→ **What the task requires**: Where does the string "name" appear in the records? Copy every line that contains it.

→ **Dataset rows**:
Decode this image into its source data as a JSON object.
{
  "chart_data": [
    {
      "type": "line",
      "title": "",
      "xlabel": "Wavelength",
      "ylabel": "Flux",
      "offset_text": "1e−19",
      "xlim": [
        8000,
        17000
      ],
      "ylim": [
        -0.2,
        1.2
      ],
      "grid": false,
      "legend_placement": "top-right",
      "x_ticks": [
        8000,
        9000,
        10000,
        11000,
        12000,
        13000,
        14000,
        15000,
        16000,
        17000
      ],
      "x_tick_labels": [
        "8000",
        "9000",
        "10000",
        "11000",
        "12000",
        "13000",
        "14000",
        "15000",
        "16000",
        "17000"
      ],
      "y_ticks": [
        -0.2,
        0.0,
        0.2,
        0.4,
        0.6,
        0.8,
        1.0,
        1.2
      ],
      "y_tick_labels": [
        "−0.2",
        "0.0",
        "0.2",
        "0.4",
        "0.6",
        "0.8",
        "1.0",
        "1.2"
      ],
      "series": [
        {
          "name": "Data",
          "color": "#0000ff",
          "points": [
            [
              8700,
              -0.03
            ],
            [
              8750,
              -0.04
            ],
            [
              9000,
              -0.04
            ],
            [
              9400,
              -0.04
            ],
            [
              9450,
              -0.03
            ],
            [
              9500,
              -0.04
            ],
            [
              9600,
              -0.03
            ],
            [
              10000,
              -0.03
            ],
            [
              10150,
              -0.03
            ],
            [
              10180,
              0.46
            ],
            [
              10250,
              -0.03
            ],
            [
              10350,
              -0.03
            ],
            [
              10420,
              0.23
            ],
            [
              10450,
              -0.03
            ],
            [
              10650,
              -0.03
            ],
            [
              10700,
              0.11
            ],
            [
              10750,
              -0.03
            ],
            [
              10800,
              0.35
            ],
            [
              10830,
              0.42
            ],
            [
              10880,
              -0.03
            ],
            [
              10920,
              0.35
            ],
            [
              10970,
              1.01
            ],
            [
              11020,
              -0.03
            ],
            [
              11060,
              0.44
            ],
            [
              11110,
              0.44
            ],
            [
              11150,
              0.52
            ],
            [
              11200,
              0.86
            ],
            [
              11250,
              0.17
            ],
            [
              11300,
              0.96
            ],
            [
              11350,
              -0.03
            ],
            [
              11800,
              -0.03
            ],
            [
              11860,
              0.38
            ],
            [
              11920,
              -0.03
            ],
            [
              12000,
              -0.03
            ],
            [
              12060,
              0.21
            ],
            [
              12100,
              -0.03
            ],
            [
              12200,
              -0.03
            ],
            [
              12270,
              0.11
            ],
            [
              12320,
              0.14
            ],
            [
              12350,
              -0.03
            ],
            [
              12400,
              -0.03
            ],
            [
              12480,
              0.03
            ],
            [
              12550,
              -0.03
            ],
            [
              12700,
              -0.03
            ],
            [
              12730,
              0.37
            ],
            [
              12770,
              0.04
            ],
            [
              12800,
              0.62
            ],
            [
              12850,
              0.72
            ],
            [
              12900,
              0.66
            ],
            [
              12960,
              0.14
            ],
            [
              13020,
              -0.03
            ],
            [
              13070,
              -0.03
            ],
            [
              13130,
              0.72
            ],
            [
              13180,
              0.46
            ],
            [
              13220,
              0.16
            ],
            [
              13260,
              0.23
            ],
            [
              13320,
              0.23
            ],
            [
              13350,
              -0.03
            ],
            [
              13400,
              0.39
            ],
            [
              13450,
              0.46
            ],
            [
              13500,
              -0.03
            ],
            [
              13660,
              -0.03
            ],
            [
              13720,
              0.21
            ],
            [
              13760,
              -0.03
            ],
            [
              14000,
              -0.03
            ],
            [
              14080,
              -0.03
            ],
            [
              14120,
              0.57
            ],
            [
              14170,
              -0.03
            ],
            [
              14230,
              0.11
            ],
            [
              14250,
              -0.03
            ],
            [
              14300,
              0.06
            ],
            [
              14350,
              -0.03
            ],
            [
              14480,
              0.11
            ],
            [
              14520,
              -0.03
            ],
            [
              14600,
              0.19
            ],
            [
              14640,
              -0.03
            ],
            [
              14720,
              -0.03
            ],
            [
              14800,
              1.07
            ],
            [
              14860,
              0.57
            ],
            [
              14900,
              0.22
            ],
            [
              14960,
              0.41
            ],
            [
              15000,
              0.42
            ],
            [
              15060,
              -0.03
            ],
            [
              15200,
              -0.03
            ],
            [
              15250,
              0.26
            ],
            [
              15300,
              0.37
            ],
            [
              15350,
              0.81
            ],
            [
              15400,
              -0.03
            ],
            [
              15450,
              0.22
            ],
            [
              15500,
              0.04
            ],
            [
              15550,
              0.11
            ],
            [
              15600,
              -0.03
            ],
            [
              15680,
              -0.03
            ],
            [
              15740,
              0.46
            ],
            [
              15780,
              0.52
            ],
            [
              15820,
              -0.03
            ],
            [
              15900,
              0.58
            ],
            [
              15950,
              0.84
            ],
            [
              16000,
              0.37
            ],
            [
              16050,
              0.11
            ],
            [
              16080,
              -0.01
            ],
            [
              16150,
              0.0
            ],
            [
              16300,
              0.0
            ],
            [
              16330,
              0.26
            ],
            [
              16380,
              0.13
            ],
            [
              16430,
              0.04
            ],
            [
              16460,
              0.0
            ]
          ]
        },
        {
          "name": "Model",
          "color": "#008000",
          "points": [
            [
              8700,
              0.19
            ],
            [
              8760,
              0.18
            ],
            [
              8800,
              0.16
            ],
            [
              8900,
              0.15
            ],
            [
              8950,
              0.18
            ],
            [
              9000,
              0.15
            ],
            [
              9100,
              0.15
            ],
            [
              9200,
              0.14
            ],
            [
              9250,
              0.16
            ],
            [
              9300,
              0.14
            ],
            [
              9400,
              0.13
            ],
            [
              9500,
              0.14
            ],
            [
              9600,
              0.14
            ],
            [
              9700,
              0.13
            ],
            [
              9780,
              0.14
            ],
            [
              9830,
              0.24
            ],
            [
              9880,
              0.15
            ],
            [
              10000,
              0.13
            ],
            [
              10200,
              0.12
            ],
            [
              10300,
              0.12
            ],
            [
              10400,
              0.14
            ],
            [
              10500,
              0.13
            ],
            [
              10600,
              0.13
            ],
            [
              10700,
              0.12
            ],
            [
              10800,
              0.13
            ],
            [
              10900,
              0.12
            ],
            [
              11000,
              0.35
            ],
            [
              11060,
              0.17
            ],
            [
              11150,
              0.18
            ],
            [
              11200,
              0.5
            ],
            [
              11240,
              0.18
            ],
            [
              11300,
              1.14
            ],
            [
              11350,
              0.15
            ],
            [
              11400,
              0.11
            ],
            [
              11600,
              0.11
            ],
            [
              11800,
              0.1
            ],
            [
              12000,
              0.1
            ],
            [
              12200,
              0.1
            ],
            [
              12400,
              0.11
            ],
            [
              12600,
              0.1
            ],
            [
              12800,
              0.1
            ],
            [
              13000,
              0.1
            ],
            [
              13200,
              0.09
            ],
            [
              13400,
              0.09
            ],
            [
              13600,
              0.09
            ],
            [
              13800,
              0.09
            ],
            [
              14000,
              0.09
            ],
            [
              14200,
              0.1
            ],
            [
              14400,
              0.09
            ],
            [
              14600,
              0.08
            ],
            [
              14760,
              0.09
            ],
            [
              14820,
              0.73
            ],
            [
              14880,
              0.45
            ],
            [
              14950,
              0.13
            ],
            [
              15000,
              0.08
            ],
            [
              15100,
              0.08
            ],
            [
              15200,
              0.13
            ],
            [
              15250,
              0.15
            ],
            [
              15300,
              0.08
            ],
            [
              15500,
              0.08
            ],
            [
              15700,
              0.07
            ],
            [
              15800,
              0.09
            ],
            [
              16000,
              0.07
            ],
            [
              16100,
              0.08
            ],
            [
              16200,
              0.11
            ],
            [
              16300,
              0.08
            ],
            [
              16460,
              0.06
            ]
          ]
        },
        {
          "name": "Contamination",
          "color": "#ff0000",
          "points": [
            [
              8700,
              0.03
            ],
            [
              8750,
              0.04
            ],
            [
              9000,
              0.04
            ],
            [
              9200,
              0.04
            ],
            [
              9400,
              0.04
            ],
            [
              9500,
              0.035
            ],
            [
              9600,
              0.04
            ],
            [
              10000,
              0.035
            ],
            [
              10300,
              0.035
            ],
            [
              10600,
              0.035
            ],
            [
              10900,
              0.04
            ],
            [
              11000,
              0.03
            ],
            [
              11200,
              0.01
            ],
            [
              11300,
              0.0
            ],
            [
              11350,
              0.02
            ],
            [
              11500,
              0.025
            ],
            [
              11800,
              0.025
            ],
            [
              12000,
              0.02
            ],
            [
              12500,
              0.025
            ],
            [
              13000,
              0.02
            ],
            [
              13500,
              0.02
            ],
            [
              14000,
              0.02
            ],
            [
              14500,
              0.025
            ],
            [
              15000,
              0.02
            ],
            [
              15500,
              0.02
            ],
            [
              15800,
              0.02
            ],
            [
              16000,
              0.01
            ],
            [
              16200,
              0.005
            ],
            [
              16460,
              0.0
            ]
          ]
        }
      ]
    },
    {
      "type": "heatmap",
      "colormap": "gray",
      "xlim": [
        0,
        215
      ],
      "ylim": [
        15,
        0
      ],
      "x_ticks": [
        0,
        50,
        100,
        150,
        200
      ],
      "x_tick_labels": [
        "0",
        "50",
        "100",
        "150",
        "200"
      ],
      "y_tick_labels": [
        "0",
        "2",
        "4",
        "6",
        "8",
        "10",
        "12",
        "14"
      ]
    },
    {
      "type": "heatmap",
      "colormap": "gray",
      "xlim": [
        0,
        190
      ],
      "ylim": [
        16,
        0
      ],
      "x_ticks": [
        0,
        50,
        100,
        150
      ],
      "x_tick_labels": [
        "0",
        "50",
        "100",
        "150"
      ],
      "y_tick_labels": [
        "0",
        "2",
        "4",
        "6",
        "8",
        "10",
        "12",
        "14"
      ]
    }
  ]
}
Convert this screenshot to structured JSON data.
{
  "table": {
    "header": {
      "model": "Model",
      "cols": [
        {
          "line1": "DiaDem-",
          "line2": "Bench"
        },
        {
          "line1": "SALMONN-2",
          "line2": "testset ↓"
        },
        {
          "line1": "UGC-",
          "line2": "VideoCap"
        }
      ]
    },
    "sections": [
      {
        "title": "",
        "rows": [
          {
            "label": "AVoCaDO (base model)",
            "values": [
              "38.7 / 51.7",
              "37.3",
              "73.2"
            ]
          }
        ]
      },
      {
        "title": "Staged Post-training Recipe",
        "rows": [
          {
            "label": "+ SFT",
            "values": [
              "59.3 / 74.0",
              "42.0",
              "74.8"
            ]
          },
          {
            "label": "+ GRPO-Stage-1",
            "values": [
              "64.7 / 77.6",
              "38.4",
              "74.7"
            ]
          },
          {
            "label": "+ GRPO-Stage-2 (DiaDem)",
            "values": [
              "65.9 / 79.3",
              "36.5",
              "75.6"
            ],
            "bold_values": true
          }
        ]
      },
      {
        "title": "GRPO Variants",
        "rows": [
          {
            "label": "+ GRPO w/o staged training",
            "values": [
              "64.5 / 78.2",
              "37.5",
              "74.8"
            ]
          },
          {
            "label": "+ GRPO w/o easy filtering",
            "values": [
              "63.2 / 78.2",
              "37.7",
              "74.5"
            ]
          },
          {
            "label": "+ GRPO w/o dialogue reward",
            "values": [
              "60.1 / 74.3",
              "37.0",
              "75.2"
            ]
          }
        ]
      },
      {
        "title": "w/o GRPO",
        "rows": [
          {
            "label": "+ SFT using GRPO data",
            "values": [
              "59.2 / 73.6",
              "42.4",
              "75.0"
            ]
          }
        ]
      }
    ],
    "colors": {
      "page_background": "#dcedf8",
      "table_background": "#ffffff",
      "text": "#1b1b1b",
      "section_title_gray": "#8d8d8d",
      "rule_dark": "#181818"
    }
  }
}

→ **Full answer**:
          "name": "Data",
          "name": "Model",
          "name": "Contamination",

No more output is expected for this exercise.